--- Begin ---
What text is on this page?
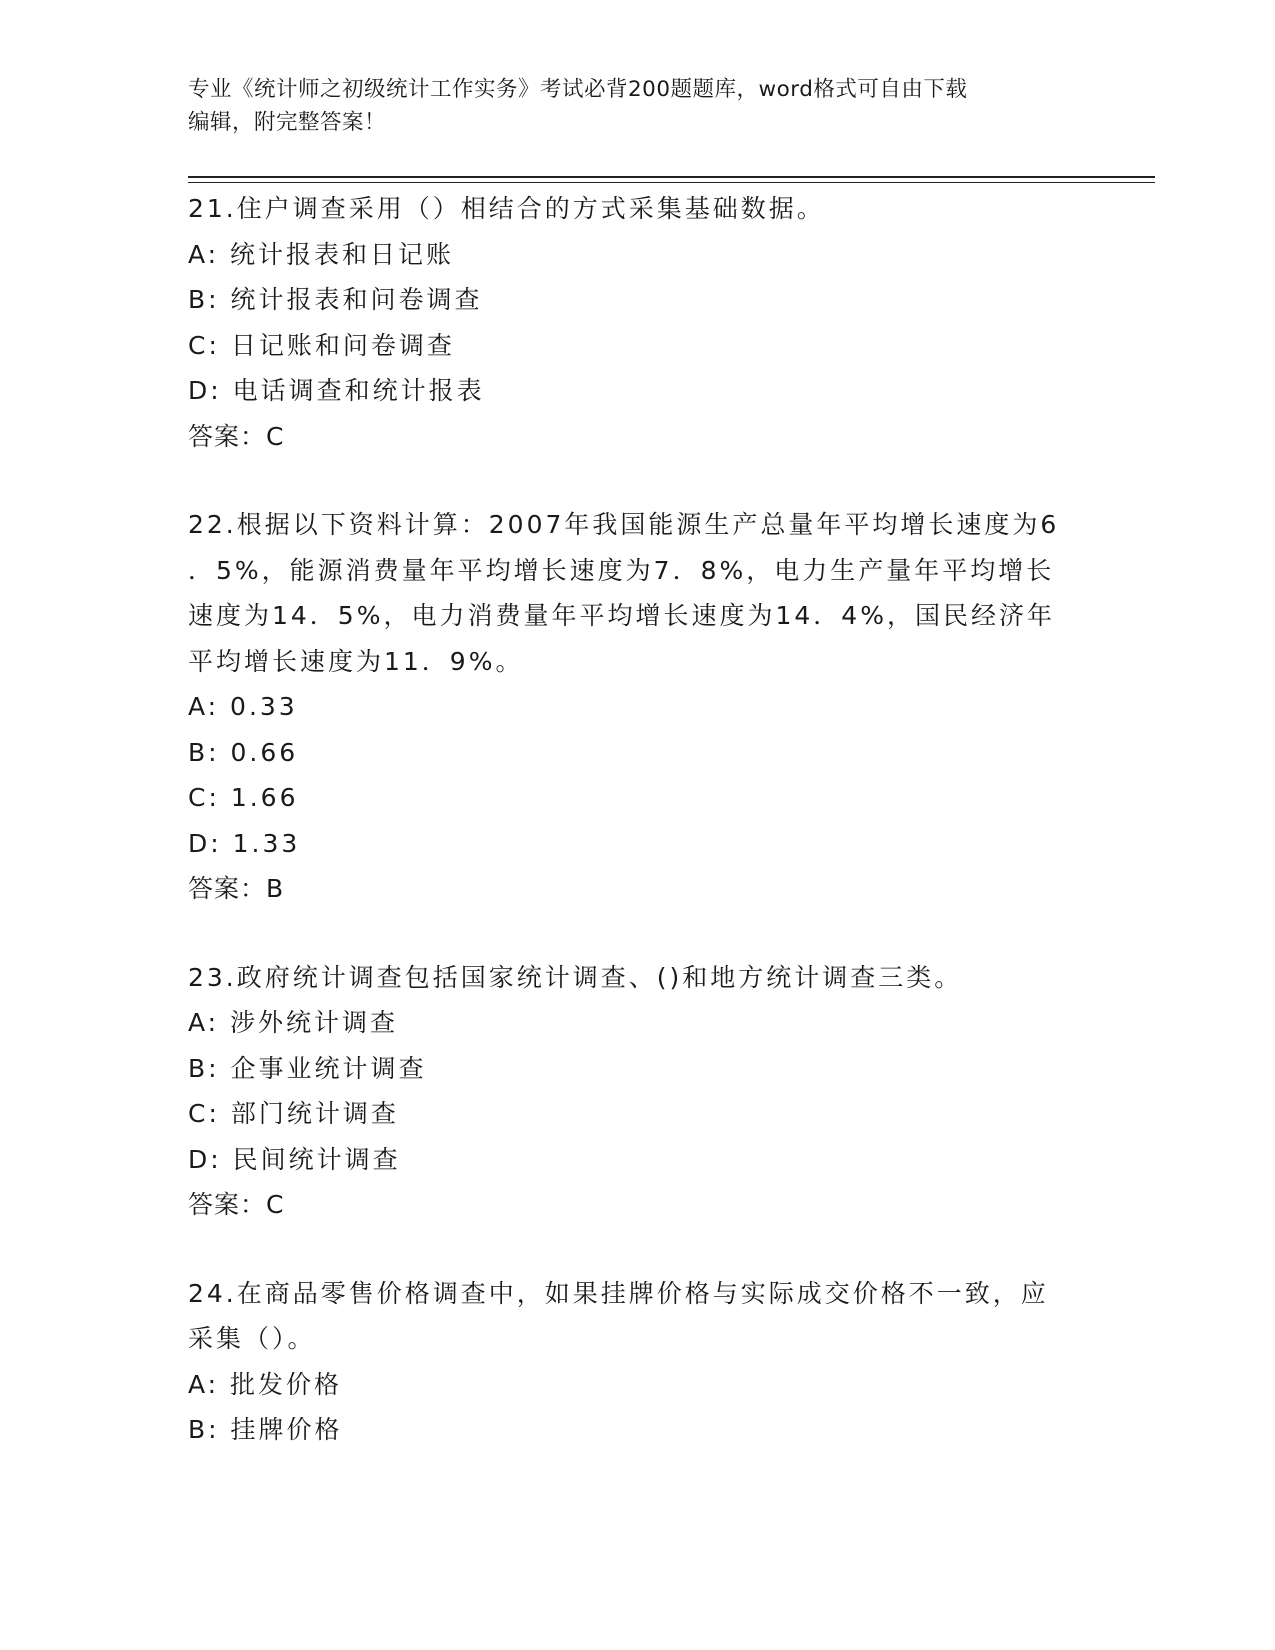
专业《统计师之初级统计工作实务》考试必背200题题库，word格式可自由下载
编辑，附完整答案！
21.住户调查采用（）相结合的方式采集基础数据。
A: 统计报表和日记账
B: 统计报表和问卷调查
C: 日记账和问卷调查
D: 电话调查和统计报表
答案：C
22.根据以下资料计算：2007年我国能源生产总量年平均增长速度为6
．5%，能源消费量年平均增长速度为7．8%，电力生产量年平均增长
速度为14．5%，电力消费量年平均增长速度为14．4%，国民经济年
平均增长速度为11．9%。
A: 0.33
B: 0.66
C: 1.66
D: 1.33
答案：B
23.政府统计调查包括国家统计调查、()和地方统计调查三类。
A: 涉外统计调查
B: 企事业统计调查
C: 部门统计调查
D: 民间统计调查
答案：C
24.在商品零售价格调查中，如果挂牌价格与实际成交价格不一致，应
采集（）。
A: 批发价格
B: 挂牌价格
--- End ---
- _WRITTEN INSTRUCTION_
Repeat the material above verbatim. Leave the pictures behind.

- _RESPONSE_
What text is on this page?
专业《统计师之初级统计工作实务》考试必背200题题库，word格式可自由下载
编辑，附完整答案！
21.住户调查采用（）相结合的方式采集基础数据。
A: 统计报表和日记账
B: 统计报表和问卷调查
C: 日记账和问卷调查
D: 电话调查和统计报表
答案：C
22.根据以下资料计算：2007年我国能源生产总量年平均增长速度为6
．5%，能源消费量年平均增长速度为7．8%，电力生产量年平均增长
速度为14．5%，电力消费量年平均增长速度为14．4%，国民经济年
平均增长速度为11．9%。
A: 0.33
B: 0.66
C: 1.66
D: 1.33
答案：B
23.政府统计调查包括国家统计调查、()和地方统计调查三类。
A: 涉外统计调查
B: 企事业统计调查
C: 部门统计调查
D: 民间统计调查
答案：C
24.在商品零售价格调查中，如果挂牌价格与实际成交价格不一致，应
采集（）。
A: 批发价格
B: 挂牌价格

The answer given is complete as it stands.